The problem →
Tally the lines holding the string "качество" and reply with that number alone.

Start of Listing

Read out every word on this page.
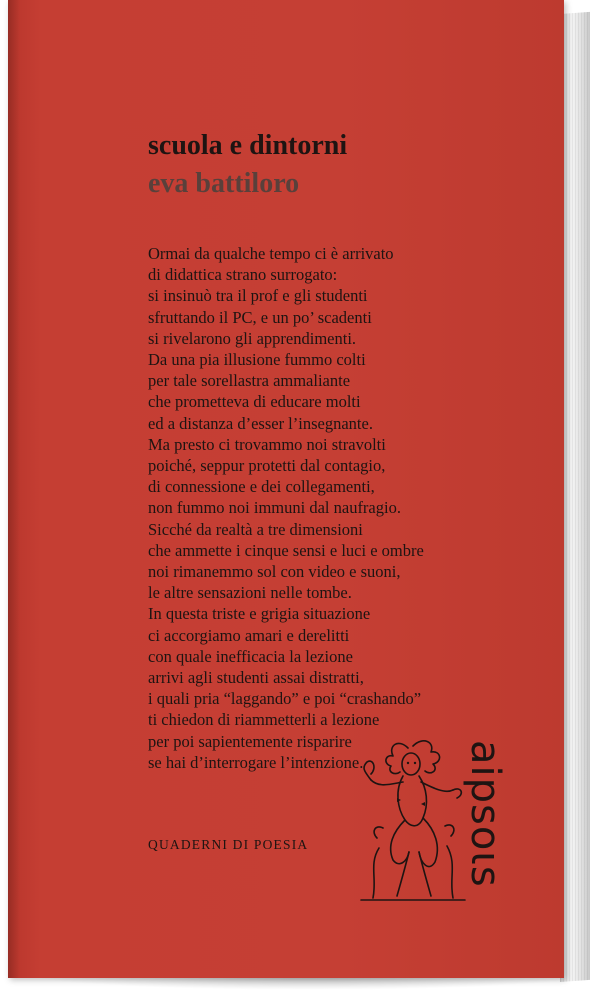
scuola e dintorni
eva battiloro
Ormai da qualche tempo ci è arrivato
di didattica strano surrogato:
si insinuò tra il prof e gli studenti
sfruttando il PC, e un po’ scadenti
si rivelarono gli apprendimenti.
Da una pia illusione fummo colti
per tale sorellastra ammaliante
che prometteva di educare molti
ed a distanza d’esser l’insegnante.
Ma presto ci trovammo noi stravolti
poiché, seppur protetti dal contagio,
di connessione e dei collegamenti,
non fummo noi immuni dal naufragio.
Sicché da realtà a tre dimensioni
che ammette i cinque sensi e luci e ombre
noi rimanemmo sol con video e suoni,
le altre sensazioni nelle tombe.
In questa triste e grigia situazione
ci accorgiamo amari e derelitti
con quale inefficacia la lezione
arrivi agli studenti assai distratti,
i quali pria “laggando” e poi “crashando”
ti chiedon di riammetterli a lezione
per poi sapientemente risparire
se hai d’interrogare l’intenzione.

QUADERNI DI POESIA	aipsoιs
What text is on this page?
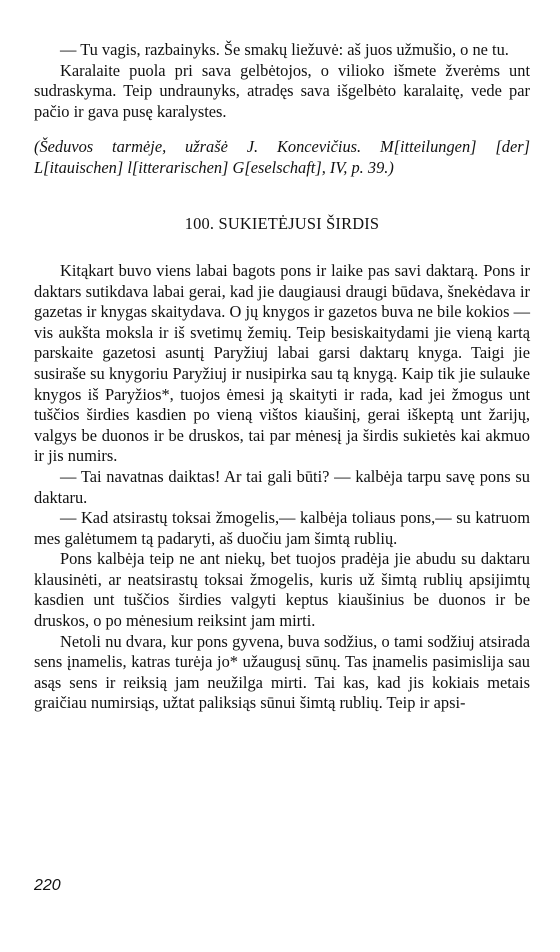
— Tu vagis, razbainyks. Še smakų liežuvė: aš juos užmušio, o ne tu.

Karalaite puola pri sava gelbėtojos, o vilioko išmete žverėms unt sudraskyma. Teip undraunyks, atradęs sava išgelbėto karalaitę, vede par pačio ir gava pusę karalystes.

(Šeduvos tarmėje, užrašė J. Koncevičius. M[itteilungen] [der] L[itauischen] l[itterarischen] G[eselschaft], IV, p. 39.)

100. SUKIETĖJUSI ŠIRDIS

Kitąkart buvo viens labai bagots pons ir laike pas savi daktarą. Pons ir daktars sutikdava labai gerai, kad jie daugiausi draugi būdava, šnekėdava ir gazetas ir knygas skaitydava. O jų knygos ir gazetos buva ne bile kokios — vis aukšta moksla ir iš svetimų žemių. Teip besiskaitydami jie vieną kartą parskaite gazetosi asuntį Paryžiuj labai garsi daktarų knyga. Taigi jie susiraše su knygoriu Paryžiuj ir nusipirka sau tą knygą. Kaip tik jie sulauke knygos iš Paryžios*, tuojos ėmesi ją skaityti ir rada, kad jei žmogus unt tuščios širdies kasdien po vieną vištos kiaušinį, gerai iškeptą unt žarijų, valgys be duonos ir be druskos, tai par mėnesį ja širdis sukietės kai akmuo ir jis numirs.

— Tai navatnas daiktas! Ar tai gali būti? — kalbėja tarpu savę pons su daktaru.

— Kad atsirastų toksai žmogelis,— kalbėja toliaus pons,— su katruom mes galėtumem tą padaryti, aš duočiu jam šimtą rublių.

Pons kalbėja teip ne ant niekų, bet tuojos pradėja jie abudu su daktaru klausinėti, ar neatsirastų toksai žmogelis, kuris už šimtą rublių apsijimtų kasdien unt tuščios širdies valgyti keptus kiaušinius be duonos ir be druskos, o po mėnesium reiksint jam mirti.

Netoli nu dvara, kur pons gyvena, buva sodžius, o tami sodžiuj atsirada sens įnamelis, katras turėja jo* užaugusį sūnų. Tas įnamelis pasimislija sau asąs sens ir reiksią jam neužilga mirti. Tai kas, kad jis kokiais metais graičiau numirsiąs, užtat paliksiąs sūnui šimtą rublių. Teip ir apsi-

220
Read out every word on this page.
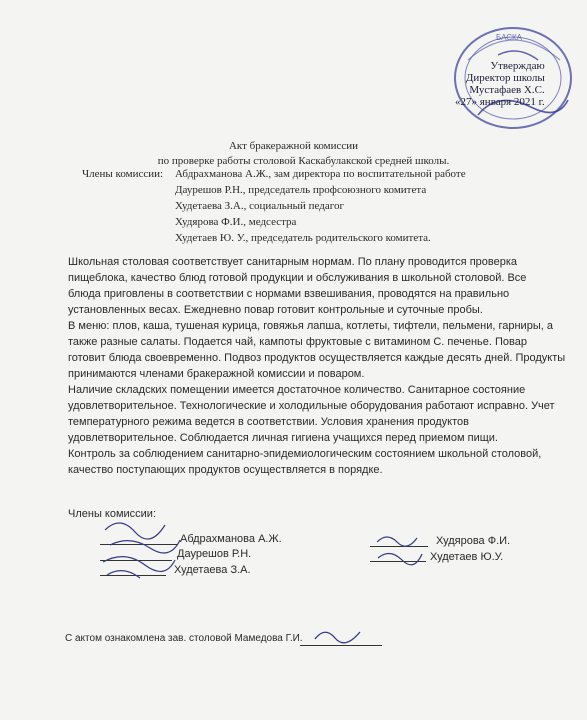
БАСКА
Утверждаю
Директор школы
Мустафаев Х.С.
«27» января 2021 г.
Акт бракеражной комиссии
по проверке работы столовой Каскабулакской средней школы.
Члены комиссии: Абдрахманова А.Ж., зам директора по воспитательной работе
Даурешов Р.Н., председатель профсоюзного комитета
Худетаева З.А., социальный педагог
Худярова Ф.И., медсестра
Худетаев Ю. У., председатель родительского комитета.

Школьная столовая соответствует санитарным нормам. По плану проводится проверка

пищеблока, качество блюд готовой продукции и обслуживания в школьной столовой. Все

блюда приговлены в соответствии с нормами взвешивания, проводятся на правильно

установленных весах. Ежедневно повар готовит контрольные и суточные пробы.

В меню: плов, каша, тушеная курица, говяжья лапша, котлеты, тифтели, пельмени, гарниры, а

также разные салаты. Подается чай, кампоты фруктовые с витамином С. печенье. Повар

готовит блюда своевременно. Подвоз продуктов осуществляется каждые десять дней. Продукты

принимаются членами бракеражной комиссии и поваром.

Наличие складских помещении имеется достаточное количество. Санитарное состояние

удовлетворительное. Технологические и холодильные оборудования работают исправно. Учет

температурного режима ведется в соответствии. Условия хранения продуктов

удовлетворительное. Соблюдается личная гигиена учащихся перед приемом пищи.

Контроль за соблюдением санитарно-эпидемиологическим состоянием школьной столовой,

качество поступающих продуктов осуществляется в порядке.

Члены комиссии:
Абдрахманова А.Ж.
Даурешов Р.Н.
Худетаева З.А.
Худярова Ф.И.
Худетаев Ю.У.
С актом ознакомлена зав. столовой Мамедова Г.И.
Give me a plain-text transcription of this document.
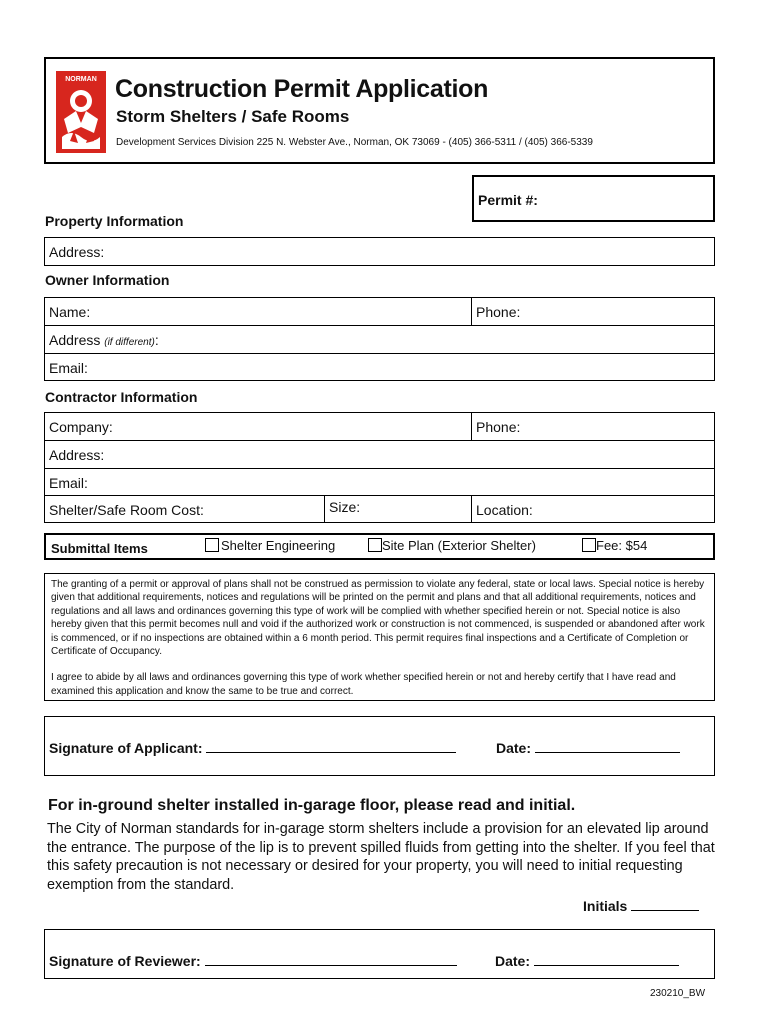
NORMAN Construction Permit Application
Storm Shelters / Safe Rooms
Development Services Division 225 N. Webster Ave., Norman, OK 73069 - (405) 366-5311 / (405) 366-5339
Permit #:
Property Information
Address:
Owner Information
Name:	Phone:
Address (if different):
Email:
Contractor Information
Company:	Phone:
Address:
Email:
Shelter/Safe Room Cost:	Size:	Location:
Submittal Items	Shelter Engineering	Site Plan (Exterior Shelter)	Fee: $54
The granting of a permit or approval of plans shall not be construed as permission to violate any federal, state or local laws. Special notice is hereby given that additional requirements, notices and regulations will be printed on the permit and plans and that all additional requirements, notices and regulations and all laws and ordinances governing this type of work will be complied with whether specified herein or not. Special notice is also hereby given that this permit becomes null and void if the authorized work or construction is not commenced, is suspended or abandoned after work is commenced, or if no inspections are obtained within a 6 month period. This permit requires final inspections and a Certificate of Completion or Certificate of Occupancy.
I agree to abide by all laws and ordinances governing this type of work whether specified herein or not and hereby certify that I have read and examined this application and know the same to be true and correct.
Signature of Applicant:	Date:
For in-ground shelter installed in-garage floor, please read and initial.
The City of Norman standards for in-garage storm shelters include a provision for an elevated lip around the entrance. The purpose of the lip is to prevent spilled fluids from getting into the shelter. If you feel that this safety precaution is not necessary or desired for your property, you will need to initial requesting exemption from the standard.
Initials
Signature of Reviewer:	Date:
230210_BW
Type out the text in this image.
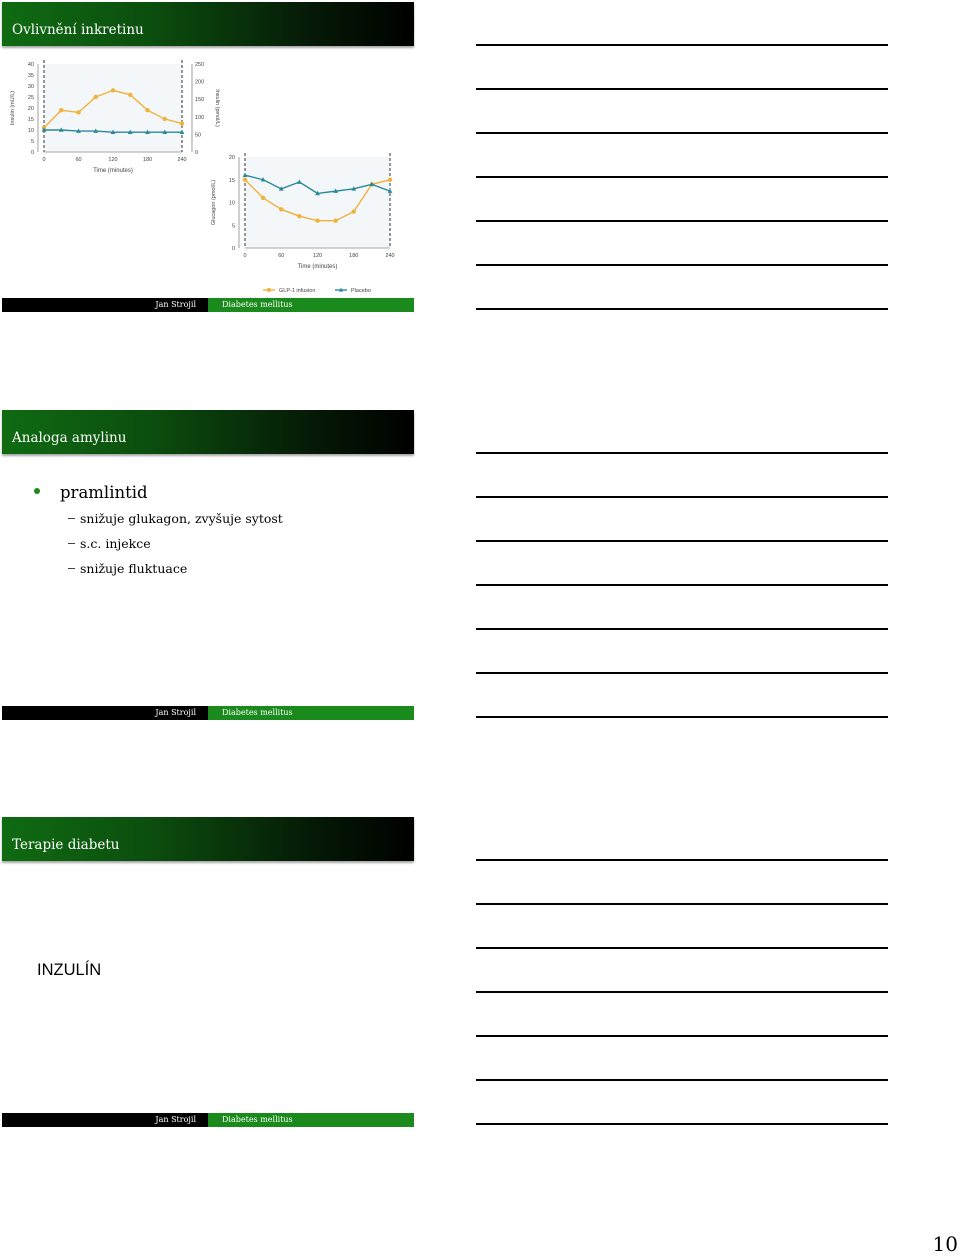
Ovlivnění inkretinu
0
5
10
15
20
25
30
35
40
0
50
100
150
200
250
Insulin (pmol/L)
0	60	120	180	240
Time (minutes)
Insulin (mU/L)
0
5
10
15
20
0	60	120	180	240
Time (minutes)
Glucagon (pmol/L)
GLP-1 infusion	Placebo
Jan Strojil	Diabetes mellitus
Analoga amylinu
pramlintid
snižuje glukagon, zvyšuje sytost
s.c. injekce
snižuje fluktuace
Jan Strojil	Diabetes mellitus
Terapie diabetu
INZULÍN
Jan Strojil	Diabetes mellitus
10
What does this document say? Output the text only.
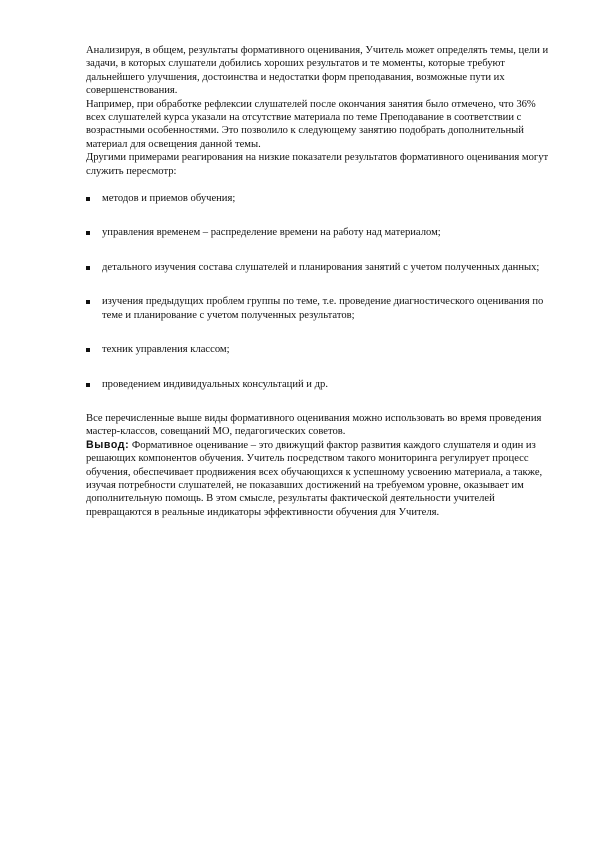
Анализируя, в общем, результаты формативного оценивания, Учитель может определять темы, цели и задачи, в которых слушатели добились хороших результатов и те моменты, которые требуют дальнейшего улучшения, достоинства и недостатки форм преподавания, возможные пути их совершенствования.

Например, при обработке рефлексии слушателей после окончания занятия было отмечено, что 36% всех слушателей курса указали на отсутствие материала по теме Преподавание в соответствии с возрастными особенностями. Это позволило к следующему занятию подобрать дополнительный материал для освещения данной темы.

Другими примерами реагирования на низкие показатели результатов формативного оценивания могут служить пересмотр:

методов и приемов обучения;
управления временем – распределение времени на работу над материалом;
детального изучения состава слушателей и планирования занятий с учетом полученных данных;
изучения предыдущих проблем группы по теме, т.е. проведение диагностического оценивания по теме и планирование с учетом полученных результатов;
техник управления классом;
проведением индивидуальных консультаций и др.

Все перечисленные выше виды формативного оценивания можно использовать во время проведения мастер-классов, совещаний МО, педагогических советов.

Вывод: Формативное оценивание – это движущий фактор развития каждого слушателя и один из решающих компонентов обучения. Учитель посредством такого мониторинга регулирует процесс обучения, обеспечивает продвижения всех обучающихся к успешному усвоению материала, а также, изучая потребности слушателей, не показавших достижений на требуемом уровне, оказывает им дополнительную помощь. В этом смысле, результаты фактической деятельности учителей превращаются в реальные индикаторы эффективности обучения для Учителя.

End of Listing

Full solution →
2